(Objective)
Write out the whole listing word for word.

— BEGIN Records to use —

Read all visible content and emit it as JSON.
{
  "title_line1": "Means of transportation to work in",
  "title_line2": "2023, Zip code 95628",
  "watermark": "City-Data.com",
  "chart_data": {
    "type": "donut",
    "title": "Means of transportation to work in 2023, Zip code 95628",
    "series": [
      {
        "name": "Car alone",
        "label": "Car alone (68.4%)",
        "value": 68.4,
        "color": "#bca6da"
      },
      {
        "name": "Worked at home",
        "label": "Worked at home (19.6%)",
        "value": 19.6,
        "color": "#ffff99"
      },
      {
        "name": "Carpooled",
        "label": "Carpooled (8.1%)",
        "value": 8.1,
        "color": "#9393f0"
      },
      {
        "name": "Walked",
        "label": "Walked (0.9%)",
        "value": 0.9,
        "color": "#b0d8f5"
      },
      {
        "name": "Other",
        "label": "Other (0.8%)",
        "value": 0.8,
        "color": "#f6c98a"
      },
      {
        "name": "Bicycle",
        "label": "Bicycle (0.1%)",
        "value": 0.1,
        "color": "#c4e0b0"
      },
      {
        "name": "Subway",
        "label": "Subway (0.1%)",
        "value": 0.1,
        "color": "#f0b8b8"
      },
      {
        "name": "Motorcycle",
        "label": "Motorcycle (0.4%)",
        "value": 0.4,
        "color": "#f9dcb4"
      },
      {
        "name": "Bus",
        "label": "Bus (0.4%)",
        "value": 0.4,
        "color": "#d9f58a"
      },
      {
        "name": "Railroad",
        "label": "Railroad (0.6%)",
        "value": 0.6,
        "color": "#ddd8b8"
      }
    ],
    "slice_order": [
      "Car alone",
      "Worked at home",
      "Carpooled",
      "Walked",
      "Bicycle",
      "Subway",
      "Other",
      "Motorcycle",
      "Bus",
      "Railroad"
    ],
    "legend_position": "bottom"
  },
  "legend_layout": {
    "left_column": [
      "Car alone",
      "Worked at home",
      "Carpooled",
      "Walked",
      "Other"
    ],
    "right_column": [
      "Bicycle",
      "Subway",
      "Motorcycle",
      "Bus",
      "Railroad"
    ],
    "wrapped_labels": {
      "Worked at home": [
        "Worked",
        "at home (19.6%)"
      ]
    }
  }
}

— END Records to use —

(Finished exercise)
Read all visible content and emit it as JSON.
{
  "title_line1": "Means of transportation to work in",
  "title_line2": "2023, Zip code 95628",
  "watermark": "City-Data.com",
  "chart_data": {
    "type": "donut",
    "title": "Means of transportation to work in 2023, Zip code 95628",
    "series": [
      {
        "name": "Car alone",
        "label": "Car alone (68.4%)",
        "value": 68.4,
        "color": "#bca6da"
      },
      {
        "name": "Worked at home",
        "label": "Worked at home (19.6%)",
        "value": 19.6,
        "color": "#ffff99"
      },
      {
        "name": "Carpooled",
        "label": "Carpooled (8.1%)",
        "value": 8.1,
        "color": "#9393f0"
      },
      {
        "name": "Walked",
        "label": "Walked (0.9%)",
        "value": 0.9,
        "color": "#b0d8f5"
      },
      {
        "name": "Other",
        "label": "Other (0.8%)",
        "value": 0.8,
        "color": "#f6c98a"
      },
      {
        "name": "Bicycle",
        "label": "Bicycle (0.1%)",
        "value": 0.1,
        "color": "#c4e0b0"
      },
      {
        "name": "Subway",
        "label": "Subway (0.1%)",
        "value": 0.1,
        "color": "#f0b8b8"
      },
      {
        "name": "Motorcycle",
        "label": "Motorcycle (0.4%)",
        "value": 0.4,
        "color": "#f9dcb4"
      },
      {
        "name": "Bus",
        "label": "Bus (0.4%)",
        "value": 0.4,
        "color": "#d9f58a"
      },
      {
        "name": "Railroad",
        "label": "Railroad (0.6%)",
        "value": 0.6,
        "color": "#ddd8b8"
      }
    ],
    "slice_order": [
      "Car alone",
      "Worked at home",
      "Carpooled",
      "Walked",
      "Bicycle",
      "Subway",
      "Other",
      "Motorcycle",
      "Bus",
      "Railroad"
    ],
    "legend_position": "bottom"
  },
  "legend_layout": {
    "left_column": [
      "Car alone",
      "Worked at home",
      "Carpooled",
      "Walked",
      "Other"
    ],
    "right_column": [
      "Bicycle",
      "Subway",
      "Motorcycle",
      "Bus",
      "Railroad"
    ],
    "wrapped_labels": {
      "Worked at home": [
        "Worked",
        "at home (19.6%)"
      ]
    }
  }
}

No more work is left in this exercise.